TASK BRIEF:
Go through the entries below and copy each line containing the word "Incidence".

(Records from a data collection)

# # # # # # #

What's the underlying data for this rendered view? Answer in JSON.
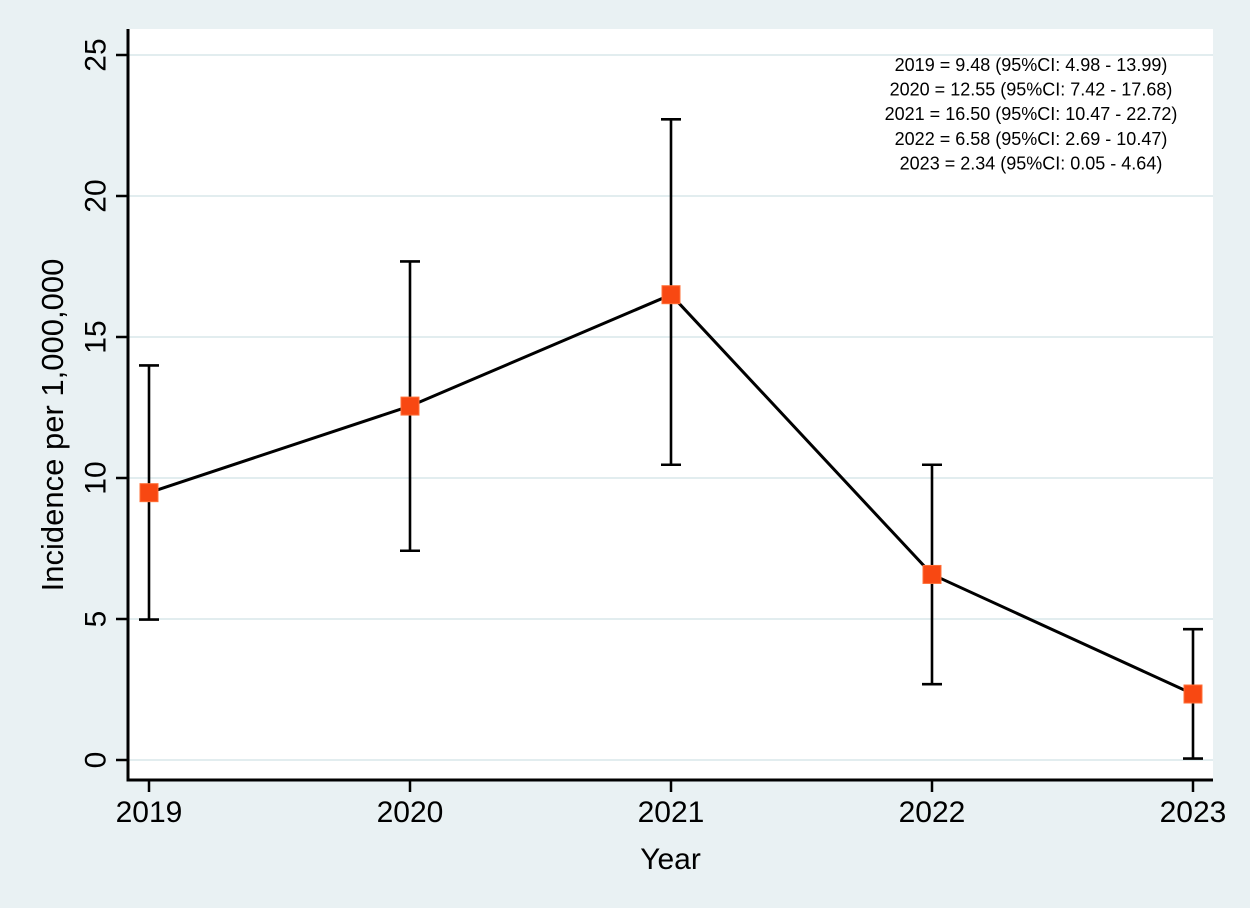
{
  "chart_data": {
    "type": "line",
    "x": [
      2019,
      2020,
      2021,
      2022,
      2023
    ],
    "series": [
      {
        "name": "Incidence",
        "values": [
          9.48,
          12.55,
          16.5,
          6.58,
          2.34
        ],
        "ci_lower": [
          4.98,
          7.42,
          10.47,
          2.69,
          0.05
        ],
        "ci_upper": [
          13.99,
          17.68,
          22.72,
          10.47,
          4.64
        ]
      }
    ],
    "title": "",
    "xlabel": "Year",
    "ylabel": "Incidence per 1,000,000",
    "ylim": [
      0,
      25
    ],
    "yticks": [
      0,
      5,
      10,
      15,
      20,
      25
    ],
    "xtick_labels": [
      "2019",
      "2020",
      "2021",
      "2022",
      "2023"
    ],
    "grid": true,
    "error_bars": true,
    "marker": "square",
    "legend_position": "none",
    "annotations": [
      "2019 = 9.48 (95%CI: 4.98 - 13.99)",
      "2020 = 12.55 (95%CI: 7.42 - 17.68)",
      "2021 = 16.50 (95%CI: 10.47 - 22.72)",
      "2022 = 6.58 (95%CI: 2.69 - 10.47)",
      "2023 = 2.34 (95%CI: 0.05 - 4.64)"
    ],
    "colors": {
      "background": "#e9f1f3",
      "plot_background": "#ffffff",
      "gridline": "#e2edef",
      "axis": "#000000",
      "line": "#000000",
      "marker_fill": "#f84812",
      "marker_edge": "#ff7038",
      "text": "#000000"
    }
  }
}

# # # # # # #

EXERCISE RESPONSE:
        "name": "Incidence",
    "ylabel": "Incidence per 1,000,000",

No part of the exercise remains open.